## SOURCE RECORDS
-- begin --

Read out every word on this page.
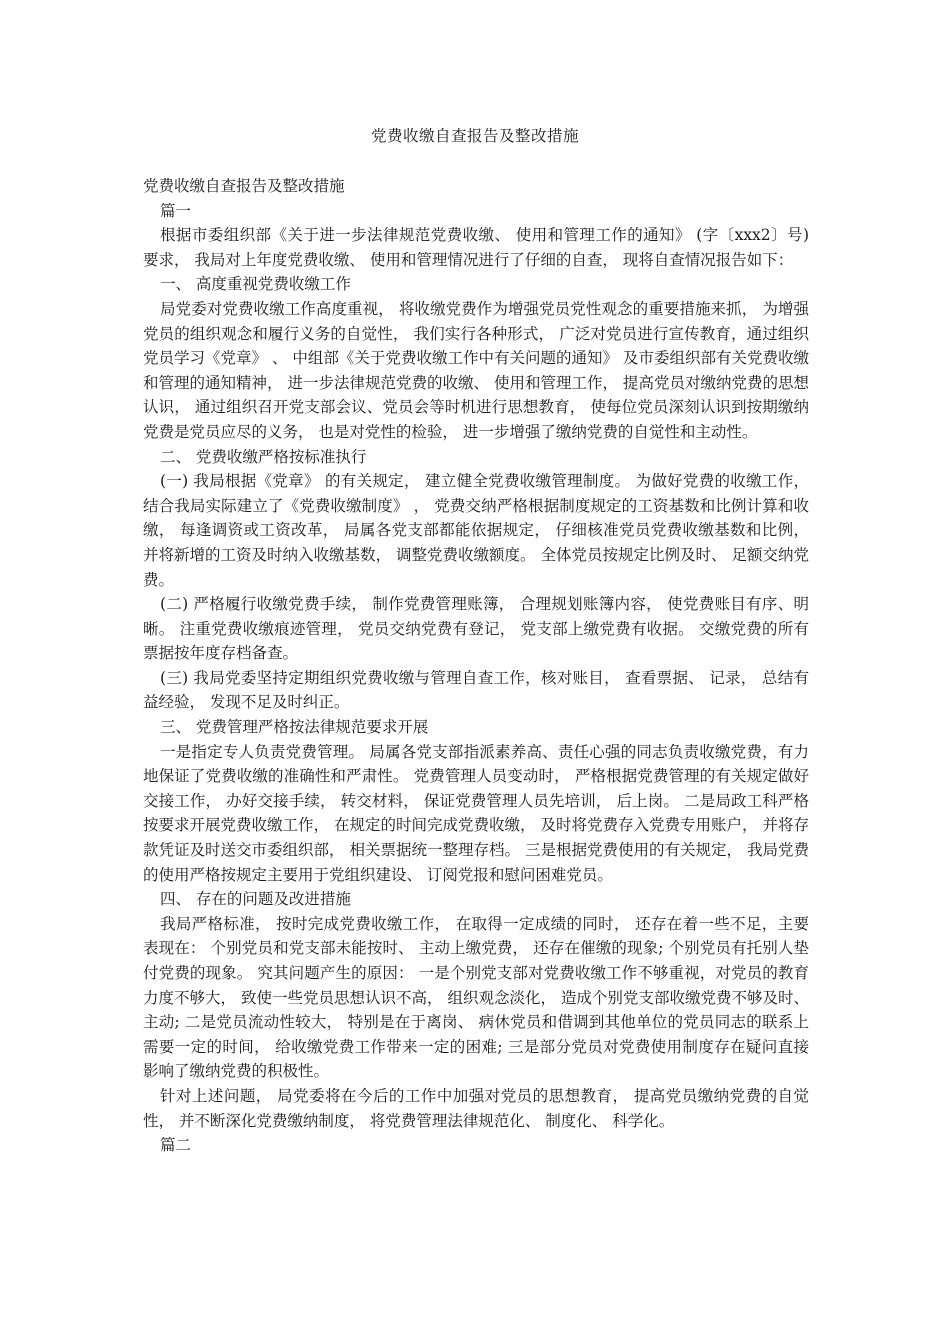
党费收缴自查报告及整改措施

党费收缴自查报告及整改措施

篇一

根据市委组织部《关于进一步法律规范党费收缴、 使用和管理工作的通知》 (字〔xxx2〕号) 要求， 我局对上年度党费收缴、 使用和管理情况进行了仔细的自查， 现将自查情况报告如下：

一、 高度重视党费收缴工作

局党委对党费收缴工作高度重视， 将收缴党费作为增强党员党性观念的重要措施来抓， 为增强党员的组织观念和履行义务的自觉性， 我们实行各种形式， 广泛对党员进行宣传教育，通过组织党员学习《党章》 、 中组部《关于党费收缴工作中有关问题的通知》 及市委组织部有关党费收缴和管理的通知精神， 进一步法律规范党费的收缴、 使用和管理工作， 提高党员对缴纳党费的思想认识， 通过组织召开党支部会议、党员会等时机进行思想教育， 使每位党员深刻认识到按期缴纳党费是党员应尽的义务， 也是对党性的检验， 进一步增强了缴纳党费的自觉性和主动性。

二、 党费收缴严格按标准执行

(一) 我局根据《党章》 的有关规定， 建立健全党费收缴管理制度。 为做好党费的收缴工作， 结合我局实际建立了《党费收缴制度》 ， 党费交纳严格根据制度规定的工资基数和比例计算和收缴， 每逢调资或工资改革， 局属各党支部都能依据规定， 仔细核准党员党费收缴基数和比例， 并将新增的工资及时纳入收缴基数， 调整党费收缴额度。 全体党员按规定比例及时、 足额交纳党费。

(二) 严格履行收缴党费手续， 制作党费管理账簿， 合理规划账簿内容， 使党费账目有序、明晰。 注重党费收缴痕迹管理， 党员交纳党费有登记， 党支部上缴党费有收据。 交缴党费的所有票据按年度存档备查。

(三) 我局党委坚持定期组织党费收缴与管理自查工作，核对账目， 查看票据、 记录， 总结有益经验， 发现不足及时纠正。

三、 党费管理严格按法律规范要求开展

一是指定专人负责党费管理。 局属各党支部指派素养高、责任心强的同志负责收缴党费，有力地保证了党费收缴的准确性和严肃性。 党费管理人员变动时， 严格根据党费管理的有关规定做好交接工作， 办好交接手续， 转交材料， 保证党费管理人员先培训， 后上岗。 二是局政工科严格按要求开展党费收缴工作， 在规定的时间完成党费收缴， 及时将党费存入党费专用账户， 并将存款凭证及时送交市委组织部， 相关票据统一整理存档。 三是根据党费使用的有关规定， 我局党费的使用严格按规定主要用于党组织建设、 订阅党报和慰问困难党员。

四、 存在的问题及改进措施

我局严格标准， 按时完成党费收缴工作， 在取得一定成绩的同时， 还存在着一些不足，主要表现在： 个别党员和党支部未能按时、 主动上缴党费， 还存在催缴的现象; 个别党员有托别人垫付党费的现象。 究其问题产生的原因： 一是个别党支部对党费收缴工作不够重视，对党员的教育力度不够大， 致使一些党员思想认识不高， 组织观念淡化， 造成个别党支部收缴党费不够及时、 主动; 二是党员流动性较大， 特别是在于离岗、 病休党员和借调到其他单位的党员同志的联系上需要一定的时间， 给收缴党费工作带来一定的困难; 三是部分党员对党费使用制度存在疑问直接影响了缴纳党费的积极性。

针对上述问题， 局党委将在今后的工作中加强对党员的思想教育， 提高党员缴纳党费的自觉性， 并不断深化党费缴纳制度， 将党费管理法律规范化、 制度化、 科学化。

篇二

-- end --

## TASK DIRECTIONS
Leave out all pictures, then copy the remaining material exactly.

## RESPONSE BELOW
Read out every word on this page.
党费收缴自查报告及整改措施

党费收缴自查报告及整改措施

篇一

根据市委组织部《关于进一步法律规范党费收缴、 使用和管理工作的通知》 (字〔xxx2〕号) 要求， 我局对上年度党费收缴、 使用和管理情况进行了仔细的自查， 现将自查情况报告如下：

一、 高度重视党费收缴工作

局党委对党费收缴工作高度重视， 将收缴党费作为增强党员党性观念的重要措施来抓， 为增强党员的组织观念和履行义务的自觉性， 我们实行各种形式， 广泛对党员进行宣传教育，通过组织党员学习《党章》 、 中组部《关于党费收缴工作中有关问题的通知》 及市委组织部有关党费收缴和管理的通知精神， 进一步法律规范党费的收缴、 使用和管理工作， 提高党员对缴纳党费的思想认识， 通过组织召开党支部会议、党员会等时机进行思想教育， 使每位党员深刻认识到按期缴纳党费是党员应尽的义务， 也是对党性的检验， 进一步增强了缴纳党费的自觉性和主动性。

二、 党费收缴严格按标准执行

(一) 我局根据《党章》 的有关规定， 建立健全党费收缴管理制度。 为做好党费的收缴工作， 结合我局实际建立了《党费收缴制度》 ， 党费交纳严格根据制度规定的工资基数和比例计算和收缴， 每逢调资或工资改革， 局属各党支部都能依据规定， 仔细核准党员党费收缴基数和比例， 并将新增的工资及时纳入收缴基数， 调整党费收缴额度。 全体党员按规定比例及时、 足额交纳党费。

(二) 严格履行收缴党费手续， 制作党费管理账簿， 合理规划账簿内容， 使党费账目有序、明晰。 注重党费收缴痕迹管理， 党员交纳党费有登记， 党支部上缴党费有收据。 交缴党费的所有票据按年度存档备查。

(三) 我局党委坚持定期组织党费收缴与管理自查工作，核对账目， 查看票据、 记录， 总结有益经验， 发现不足及时纠正。

三、 党费管理严格按法律规范要求开展

一是指定专人负责党费管理。 局属各党支部指派素养高、责任心强的同志负责收缴党费，有力地保证了党费收缴的准确性和严肃性。 党费管理人员变动时， 严格根据党费管理的有关规定做好交接工作， 办好交接手续， 转交材料， 保证党费管理人员先培训， 后上岗。 二是局政工科严格按要求开展党费收缴工作， 在规定的时间完成党费收缴， 及时将党费存入党费专用账户， 并将存款凭证及时送交市委组织部， 相关票据统一整理存档。 三是根据党费使用的有关规定， 我局党费的使用严格按规定主要用于党组织建设、 订阅党报和慰问困难党员。

四、 存在的问题及改进措施

我局严格标准， 按时完成党费收缴工作， 在取得一定成绩的同时， 还存在着一些不足，主要表现在： 个别党员和党支部未能按时、 主动上缴党费， 还存在催缴的现象; 个别党员有托别人垫付党费的现象。 究其问题产生的原因： 一是个别党支部对党费收缴工作不够重视，对党员的教育力度不够大， 致使一些党员思想认识不高， 组织观念淡化， 造成个别党支部收缴党费不够及时、 主动; 二是党员流动性较大， 特别是在于离岗、 病休党员和借调到其他单位的党员同志的联系上需要一定的时间， 给收缴党费工作带来一定的困难; 三是部分党员对党费使用制度存在疑问直接影响了缴纳党费的积极性。

针对上述问题， 局党委将在今后的工作中加强对党员的思想教育， 提高党员缴纳党费的自觉性， 并不断深化党费缴纳制度， 将党费管理法律规范化、 制度化、 科学化。

篇二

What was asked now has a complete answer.